Write out the data below exactly as given, without any of its pictures.

Dataset extract
········

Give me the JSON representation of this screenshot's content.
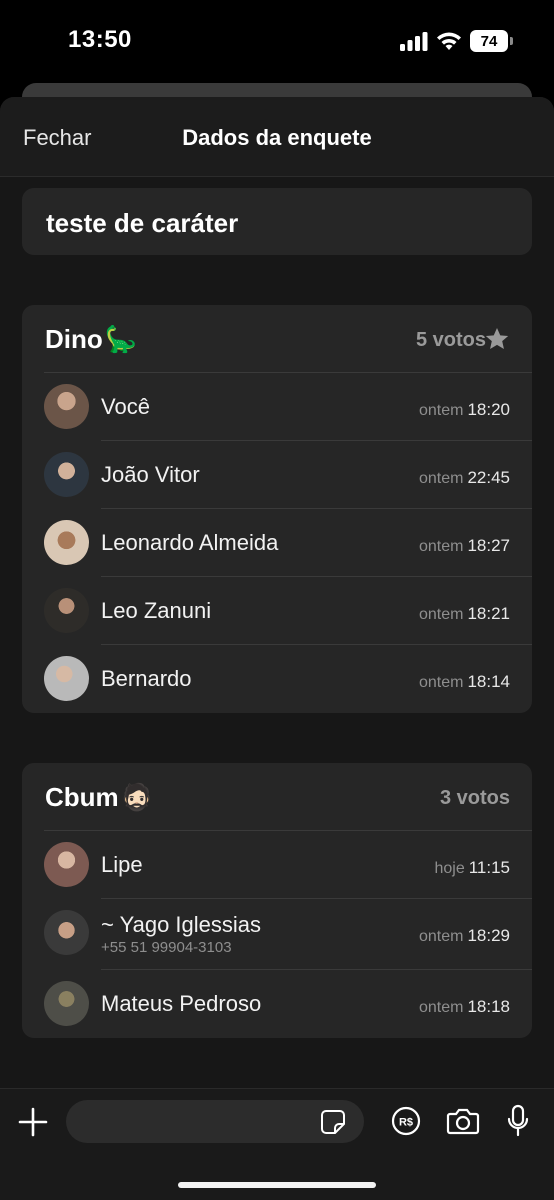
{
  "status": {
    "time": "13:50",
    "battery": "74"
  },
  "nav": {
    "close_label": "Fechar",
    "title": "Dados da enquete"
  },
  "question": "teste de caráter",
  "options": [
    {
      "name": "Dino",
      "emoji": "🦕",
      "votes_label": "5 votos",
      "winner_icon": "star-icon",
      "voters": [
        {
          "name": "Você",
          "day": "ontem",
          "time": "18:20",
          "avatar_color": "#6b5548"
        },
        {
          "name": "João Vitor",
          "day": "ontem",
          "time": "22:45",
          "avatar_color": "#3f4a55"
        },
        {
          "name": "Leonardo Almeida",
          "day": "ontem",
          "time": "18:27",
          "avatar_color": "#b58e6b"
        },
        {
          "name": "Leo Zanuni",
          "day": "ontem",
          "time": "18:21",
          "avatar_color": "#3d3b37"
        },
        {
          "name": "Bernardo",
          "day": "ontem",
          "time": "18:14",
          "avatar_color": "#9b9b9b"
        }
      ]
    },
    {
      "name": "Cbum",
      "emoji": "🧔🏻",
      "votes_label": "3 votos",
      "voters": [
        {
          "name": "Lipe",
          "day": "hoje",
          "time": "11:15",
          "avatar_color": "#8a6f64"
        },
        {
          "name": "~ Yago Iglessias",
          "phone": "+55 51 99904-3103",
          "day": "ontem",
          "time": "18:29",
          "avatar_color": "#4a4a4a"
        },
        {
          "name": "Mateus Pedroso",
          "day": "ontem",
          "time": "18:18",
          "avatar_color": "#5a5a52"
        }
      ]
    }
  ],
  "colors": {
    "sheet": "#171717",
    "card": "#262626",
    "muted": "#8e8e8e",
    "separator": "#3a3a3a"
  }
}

········

Exercise result
Give me the JSON representation of this screenshot's content.
{
  "status": {
    "time": "13:50",
    "battery": "74"
  },
  "nav": {
    "close_label": "Fechar",
    "title": "Dados da enquete"
  },
  "question": "teste de caráter",
  "options": [
    {
      "name": "Dino",
      "emoji": "🦕",
      "votes_label": "5 votos",
      "winner_icon": "star-icon",
      "voters": [
        {
          "name": "Você",
          "day": "ontem",
          "time": "18:20",
          "avatar_color": "#6b5548"
        },
        {
          "name": "João Vitor",
          "day": "ontem",
          "time": "22:45",
          "avatar_color": "#3f4a55"
        },
        {
          "name": "Leonardo Almeida",
          "day": "ontem",
          "time": "18:27",
          "avatar_color": "#b58e6b"
        },
        {
          "name": "Leo Zanuni",
          "day": "ontem",
          "time": "18:21",
          "avatar_color": "#3d3b37"
        },
        {
          "name": "Bernardo",
          "day": "ontem",
          "time": "18:14",
          "avatar_color": "#9b9b9b"
        }
      ]
    },
    {
      "name": "Cbum",
      "emoji": "🧔🏻",
      "votes_label": "3 votos",
      "voters": [
        {
          "name": "Lipe",
          "day": "hoje",
          "time": "11:15",
          "avatar_color": "#8a6f64"
        },
        {
          "name": "~ Yago Iglessias",
          "phone": "+55 51 99904-3103",
          "day": "ontem",
          "time": "18:29",
          "avatar_color": "#4a4a4a"
        },
        {
          "name": "Mateus Pedroso",
          "day": "ontem",
          "time": "18:18",
          "avatar_color": "#5a5a52"
        }
      ]
    }
  ],
  "colors": {
    "sheet": "#171717",
    "card": "#262626",
    "muted": "#8e8e8e",
    "separator": "#3a3a3a"
  }
}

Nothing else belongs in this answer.